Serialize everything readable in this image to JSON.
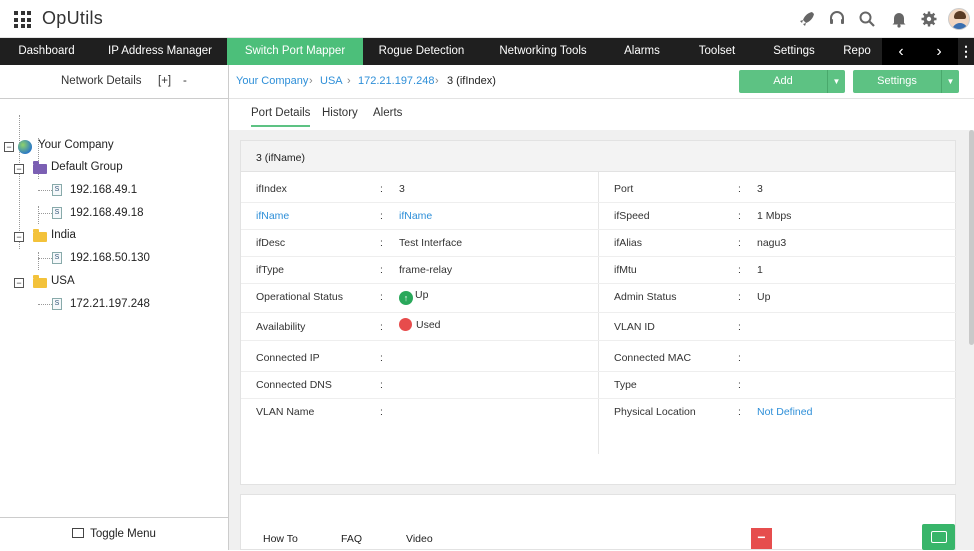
{
  "app": {
    "title": "OpUtils"
  },
  "header_icons": [
    "rocket-icon",
    "headset-icon",
    "search-icon",
    "bell-icon",
    "gear-icon"
  ],
  "nav": {
    "items": [
      "Dashboard",
      "IP Address Manager",
      "Switch Port Mapper",
      "Rogue Detection",
      "Networking Tools",
      "Alarms",
      "Toolset",
      "Settings",
      "Repo"
    ],
    "active": "Switch Port Mapper",
    "prev_arrow": "‹",
    "next_arrow": "›",
    "more": "⋮"
  },
  "sidebar": {
    "title": "Network Details",
    "expand": "[+]",
    "collapse": "-",
    "tree": {
      "root": "Your Company",
      "groups": [
        {
          "label": "Default Group",
          "color": "#7b5fb3",
          "children": [
            "192.168.49.1",
            "192.168.49.18"
          ]
        },
        {
          "label": "India",
          "color": "#f3c23a",
          "children": [
            "192.168.50.130"
          ]
        },
        {
          "label": "USA",
          "color": "#f3c23a",
          "children": [
            "172.21.197.248"
          ]
        }
      ]
    },
    "toggle_menu": "Toggle Menu"
  },
  "breadcrumb": {
    "items": [
      "Your Company",
      "USA",
      "172.21.197.248"
    ],
    "current": "3 (ifIndex)"
  },
  "buttons": {
    "add": "Add",
    "settings": "Settings"
  },
  "tabs": {
    "items": [
      "Port Details",
      "History",
      "Alerts"
    ],
    "active": "Port Details"
  },
  "port": {
    "heading": "3 (ifName)",
    "rows": [
      {
        "lk": "ifIndex",
        "lv": "3",
        "rk": "Port",
        "rv": "3"
      },
      {
        "lk": "ifName",
        "lv": "ifName",
        "rk": "ifSpeed",
        "rv": "1 Mbps"
      },
      {
        "lk": "ifDesc",
        "lv": "Test Interface",
        "rk": "ifAlias",
        "rv": "nagu3"
      },
      {
        "lk": "ifType",
        "lv": "frame-relay",
        "rk": "ifMtu",
        "rv": "1"
      },
      {
        "lk": "Operational Status",
        "lv": "Up",
        "rk": "Admin Status",
        "rv": "Up"
      },
      {
        "lk": "Availability",
        "lv": "Used",
        "rk": "VLAN ID",
        "rv": ""
      },
      {
        "lk": "Connected IP",
        "lv": "",
        "rk": "Connected MAC",
        "rv": ""
      },
      {
        "lk": "Connected DNS",
        "lv": "",
        "rk": "Type",
        "rv": ""
      },
      {
        "lk": "VLAN Name",
        "lv": "",
        "rk": "Physical Location",
        "rv": "Not Defined"
      }
    ],
    "separator": ":"
  },
  "footer": {
    "links": [
      "How To",
      "FAQ",
      "Video"
    ],
    "minimize": "−"
  },
  "colors": {
    "accent": "#4cbf7a",
    "link": "#2e8fd8",
    "status_up": "#2aa85b",
    "status_used": "#e74c4c"
  }
}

================

* [WHAT IS ASKED]:
Copy out every line holding the string "title".

* [REPLY TO THE TASK]:
    "title": "OpUtils"
    "title": "Network Details",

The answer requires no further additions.